* [WRITTEN PROBLEM]: Pick out and copy every line below that has the word "computer".

START

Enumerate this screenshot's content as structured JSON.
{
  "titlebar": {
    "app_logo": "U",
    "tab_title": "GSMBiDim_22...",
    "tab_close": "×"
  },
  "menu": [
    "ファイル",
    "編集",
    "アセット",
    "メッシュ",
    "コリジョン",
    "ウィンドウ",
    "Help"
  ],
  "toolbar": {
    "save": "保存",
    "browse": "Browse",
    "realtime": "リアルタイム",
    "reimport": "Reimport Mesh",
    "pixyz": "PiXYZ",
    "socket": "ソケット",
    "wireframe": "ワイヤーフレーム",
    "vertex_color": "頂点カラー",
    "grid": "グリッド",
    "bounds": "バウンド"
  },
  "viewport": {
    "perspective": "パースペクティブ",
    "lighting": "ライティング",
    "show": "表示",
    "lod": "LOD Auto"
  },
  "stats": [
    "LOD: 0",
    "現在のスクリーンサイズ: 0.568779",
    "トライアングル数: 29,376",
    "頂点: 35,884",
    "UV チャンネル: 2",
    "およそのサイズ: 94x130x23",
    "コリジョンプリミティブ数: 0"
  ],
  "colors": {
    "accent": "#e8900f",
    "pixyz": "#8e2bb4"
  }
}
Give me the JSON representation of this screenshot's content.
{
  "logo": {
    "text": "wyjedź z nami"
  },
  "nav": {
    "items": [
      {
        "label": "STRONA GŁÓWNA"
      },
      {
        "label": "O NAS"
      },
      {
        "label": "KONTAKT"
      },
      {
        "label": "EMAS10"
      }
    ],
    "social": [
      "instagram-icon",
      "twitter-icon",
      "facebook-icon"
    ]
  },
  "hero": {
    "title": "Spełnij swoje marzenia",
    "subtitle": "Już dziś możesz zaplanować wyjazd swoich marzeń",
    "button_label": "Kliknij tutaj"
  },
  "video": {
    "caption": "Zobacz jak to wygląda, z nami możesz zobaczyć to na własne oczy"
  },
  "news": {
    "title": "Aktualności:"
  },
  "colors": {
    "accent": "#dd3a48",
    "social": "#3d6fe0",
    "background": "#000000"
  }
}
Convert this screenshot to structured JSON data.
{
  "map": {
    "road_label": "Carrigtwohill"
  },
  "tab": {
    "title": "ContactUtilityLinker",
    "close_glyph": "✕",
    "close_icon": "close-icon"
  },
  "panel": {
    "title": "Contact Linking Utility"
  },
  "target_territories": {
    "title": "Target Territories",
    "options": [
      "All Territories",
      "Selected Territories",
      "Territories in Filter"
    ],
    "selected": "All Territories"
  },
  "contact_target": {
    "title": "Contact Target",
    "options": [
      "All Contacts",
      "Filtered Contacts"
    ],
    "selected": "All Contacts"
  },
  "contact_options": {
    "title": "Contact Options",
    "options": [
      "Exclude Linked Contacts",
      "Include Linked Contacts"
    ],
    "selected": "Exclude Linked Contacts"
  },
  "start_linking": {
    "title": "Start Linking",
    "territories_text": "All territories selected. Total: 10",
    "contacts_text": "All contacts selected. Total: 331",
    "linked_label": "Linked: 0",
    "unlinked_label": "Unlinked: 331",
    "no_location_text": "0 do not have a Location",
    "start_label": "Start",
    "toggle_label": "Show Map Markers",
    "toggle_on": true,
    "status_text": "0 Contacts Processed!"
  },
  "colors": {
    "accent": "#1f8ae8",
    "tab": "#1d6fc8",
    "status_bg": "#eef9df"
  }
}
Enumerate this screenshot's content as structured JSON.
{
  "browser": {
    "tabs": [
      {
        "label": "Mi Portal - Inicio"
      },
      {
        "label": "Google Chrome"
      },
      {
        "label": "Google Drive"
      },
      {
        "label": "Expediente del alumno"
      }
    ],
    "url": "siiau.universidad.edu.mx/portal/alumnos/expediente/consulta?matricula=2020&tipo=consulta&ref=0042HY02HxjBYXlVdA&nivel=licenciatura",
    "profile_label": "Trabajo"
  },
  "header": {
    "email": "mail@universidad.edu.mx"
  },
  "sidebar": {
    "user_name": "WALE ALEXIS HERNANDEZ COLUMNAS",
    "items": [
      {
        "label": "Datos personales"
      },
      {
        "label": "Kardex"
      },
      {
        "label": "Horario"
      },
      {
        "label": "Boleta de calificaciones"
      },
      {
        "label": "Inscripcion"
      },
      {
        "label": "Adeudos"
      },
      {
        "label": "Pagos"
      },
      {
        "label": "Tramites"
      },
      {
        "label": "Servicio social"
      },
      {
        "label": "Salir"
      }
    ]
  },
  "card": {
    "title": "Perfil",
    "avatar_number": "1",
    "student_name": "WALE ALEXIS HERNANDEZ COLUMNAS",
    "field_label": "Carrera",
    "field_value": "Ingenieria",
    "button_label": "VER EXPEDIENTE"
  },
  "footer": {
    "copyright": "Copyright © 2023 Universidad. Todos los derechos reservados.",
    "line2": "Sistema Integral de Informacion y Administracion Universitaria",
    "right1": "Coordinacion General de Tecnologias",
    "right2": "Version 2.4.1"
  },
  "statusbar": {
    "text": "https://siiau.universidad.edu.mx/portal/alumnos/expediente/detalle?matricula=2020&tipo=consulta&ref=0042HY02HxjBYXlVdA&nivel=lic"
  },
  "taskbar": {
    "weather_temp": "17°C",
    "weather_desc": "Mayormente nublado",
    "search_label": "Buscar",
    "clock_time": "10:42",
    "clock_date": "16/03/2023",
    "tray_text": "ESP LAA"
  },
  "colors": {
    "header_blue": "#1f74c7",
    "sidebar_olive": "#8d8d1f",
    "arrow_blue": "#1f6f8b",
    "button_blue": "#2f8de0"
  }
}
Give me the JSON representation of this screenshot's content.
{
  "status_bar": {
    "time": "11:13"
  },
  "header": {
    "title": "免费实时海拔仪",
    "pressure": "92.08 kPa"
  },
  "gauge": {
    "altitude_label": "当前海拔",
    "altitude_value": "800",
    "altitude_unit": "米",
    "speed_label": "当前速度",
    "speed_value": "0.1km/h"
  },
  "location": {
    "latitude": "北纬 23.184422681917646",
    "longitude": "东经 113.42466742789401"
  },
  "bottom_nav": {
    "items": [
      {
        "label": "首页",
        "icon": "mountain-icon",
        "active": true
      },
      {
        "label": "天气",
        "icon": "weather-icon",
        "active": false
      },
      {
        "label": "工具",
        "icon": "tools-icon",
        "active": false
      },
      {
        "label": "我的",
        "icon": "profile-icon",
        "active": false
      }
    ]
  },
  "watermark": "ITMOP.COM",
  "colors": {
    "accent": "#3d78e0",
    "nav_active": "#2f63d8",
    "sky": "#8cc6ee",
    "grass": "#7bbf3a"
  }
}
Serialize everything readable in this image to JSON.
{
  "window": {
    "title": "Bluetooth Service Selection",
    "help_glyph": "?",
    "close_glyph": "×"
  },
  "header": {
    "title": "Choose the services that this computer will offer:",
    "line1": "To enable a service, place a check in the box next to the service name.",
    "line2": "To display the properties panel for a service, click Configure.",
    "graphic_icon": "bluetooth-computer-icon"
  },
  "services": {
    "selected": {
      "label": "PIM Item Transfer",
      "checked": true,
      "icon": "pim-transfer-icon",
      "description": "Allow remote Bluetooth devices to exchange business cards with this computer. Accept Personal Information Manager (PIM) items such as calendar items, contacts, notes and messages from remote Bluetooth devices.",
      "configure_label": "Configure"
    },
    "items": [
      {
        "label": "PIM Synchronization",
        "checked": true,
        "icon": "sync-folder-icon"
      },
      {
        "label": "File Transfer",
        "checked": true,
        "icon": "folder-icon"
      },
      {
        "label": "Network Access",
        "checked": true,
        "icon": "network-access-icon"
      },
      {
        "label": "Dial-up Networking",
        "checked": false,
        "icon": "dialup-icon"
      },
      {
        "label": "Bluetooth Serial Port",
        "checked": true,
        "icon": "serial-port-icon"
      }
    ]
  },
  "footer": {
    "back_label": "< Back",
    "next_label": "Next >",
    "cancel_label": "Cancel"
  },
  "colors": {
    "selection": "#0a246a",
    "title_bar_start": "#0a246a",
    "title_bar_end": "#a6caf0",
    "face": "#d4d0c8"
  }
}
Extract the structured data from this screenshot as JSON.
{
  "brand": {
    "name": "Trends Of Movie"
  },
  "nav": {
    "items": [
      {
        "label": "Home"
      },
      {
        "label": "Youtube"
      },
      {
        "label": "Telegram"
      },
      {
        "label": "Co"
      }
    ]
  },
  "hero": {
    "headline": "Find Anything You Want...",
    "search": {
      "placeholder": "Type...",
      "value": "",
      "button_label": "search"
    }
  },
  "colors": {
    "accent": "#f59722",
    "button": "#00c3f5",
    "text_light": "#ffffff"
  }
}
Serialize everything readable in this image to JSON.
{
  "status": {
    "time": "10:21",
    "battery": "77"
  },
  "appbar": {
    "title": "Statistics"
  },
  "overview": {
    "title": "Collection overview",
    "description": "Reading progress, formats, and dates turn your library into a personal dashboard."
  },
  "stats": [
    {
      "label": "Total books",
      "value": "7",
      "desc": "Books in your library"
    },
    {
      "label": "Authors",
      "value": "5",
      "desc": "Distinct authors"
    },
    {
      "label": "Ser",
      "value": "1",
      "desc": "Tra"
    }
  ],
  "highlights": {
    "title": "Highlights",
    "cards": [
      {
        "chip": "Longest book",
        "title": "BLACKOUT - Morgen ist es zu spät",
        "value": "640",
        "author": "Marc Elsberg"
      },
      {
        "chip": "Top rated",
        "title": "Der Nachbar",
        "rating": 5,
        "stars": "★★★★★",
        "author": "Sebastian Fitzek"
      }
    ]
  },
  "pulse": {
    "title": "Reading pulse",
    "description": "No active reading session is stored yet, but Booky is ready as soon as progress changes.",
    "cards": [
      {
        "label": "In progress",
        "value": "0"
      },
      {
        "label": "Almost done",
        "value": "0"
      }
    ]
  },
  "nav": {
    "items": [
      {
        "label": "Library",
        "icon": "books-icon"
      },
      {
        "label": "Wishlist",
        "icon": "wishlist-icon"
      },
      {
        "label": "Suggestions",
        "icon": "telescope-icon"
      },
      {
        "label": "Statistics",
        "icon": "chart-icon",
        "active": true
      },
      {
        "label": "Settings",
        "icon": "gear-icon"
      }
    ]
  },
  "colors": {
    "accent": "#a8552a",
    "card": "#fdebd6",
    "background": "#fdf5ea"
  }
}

END

* [RESPONSE FOR THIS EXERCISE]:
    "title": "Choose the services that this computer will offer:",
    "graphic_icon": "bluetooth-computer-icon"
      "description": "Allow remote Bluetooth devices to exchange business cards with this computer. Accept Personal Information Manager (PIM) items such as calendar items, contacts, notes and messages from remote Bluetooth devices.",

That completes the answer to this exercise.